◆ **Given problem**
Transcribe all of the material below word for word and leave out its pictures.

— Start —

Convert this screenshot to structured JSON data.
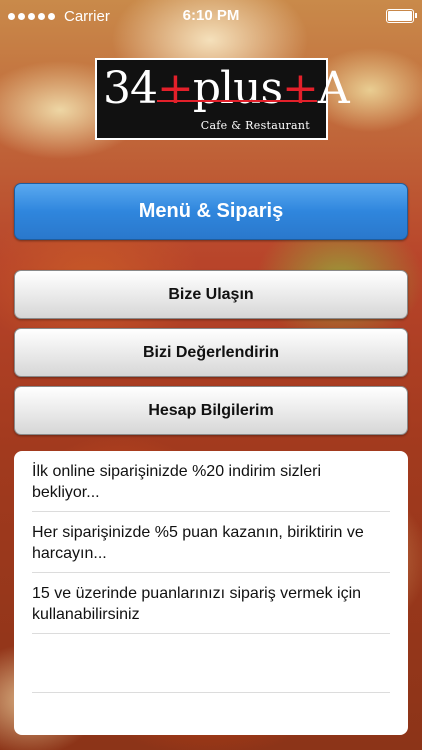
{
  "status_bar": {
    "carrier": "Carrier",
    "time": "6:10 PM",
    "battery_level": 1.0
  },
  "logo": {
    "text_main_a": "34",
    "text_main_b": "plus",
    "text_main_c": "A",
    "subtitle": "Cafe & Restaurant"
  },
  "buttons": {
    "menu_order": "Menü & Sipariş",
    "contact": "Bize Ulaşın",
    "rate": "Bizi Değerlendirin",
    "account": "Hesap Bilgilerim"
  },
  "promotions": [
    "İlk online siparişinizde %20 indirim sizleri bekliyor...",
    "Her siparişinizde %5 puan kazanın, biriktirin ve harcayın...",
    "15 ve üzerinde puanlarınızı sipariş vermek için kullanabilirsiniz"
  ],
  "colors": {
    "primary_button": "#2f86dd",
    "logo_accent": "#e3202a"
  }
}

— End —

◆ **Written reply**
Convert this screenshot to structured JSON data.
{
  "status_bar": {
    "carrier": "Carrier",
    "time": "6:10 PM",
    "battery_level": 1.0
  },
  "logo": {
    "text_main_a": "34",
    "text_main_b": "plus",
    "text_main_c": "A",
    "subtitle": "Cafe & Restaurant"
  },
  "buttons": {
    "menu_order": "Menü & Sipariş",
    "contact": "Bize Ulaşın",
    "rate": "Bizi Değerlendirin",
    "account": "Hesap Bilgilerim"
  },
  "promotions": [
    "İlk online siparişinizde %20 indirim sizleri bekliyor...",
    "Her siparişinizde %5 puan kazanın, biriktirin ve harcayın...",
    "15 ve üzerinde puanlarınızı sipariş vermek için kullanabilirsiniz"
  ],
  "colors": {
    "primary_button": "#2f86dd",
    "logo_accent": "#e3202a"
  }
}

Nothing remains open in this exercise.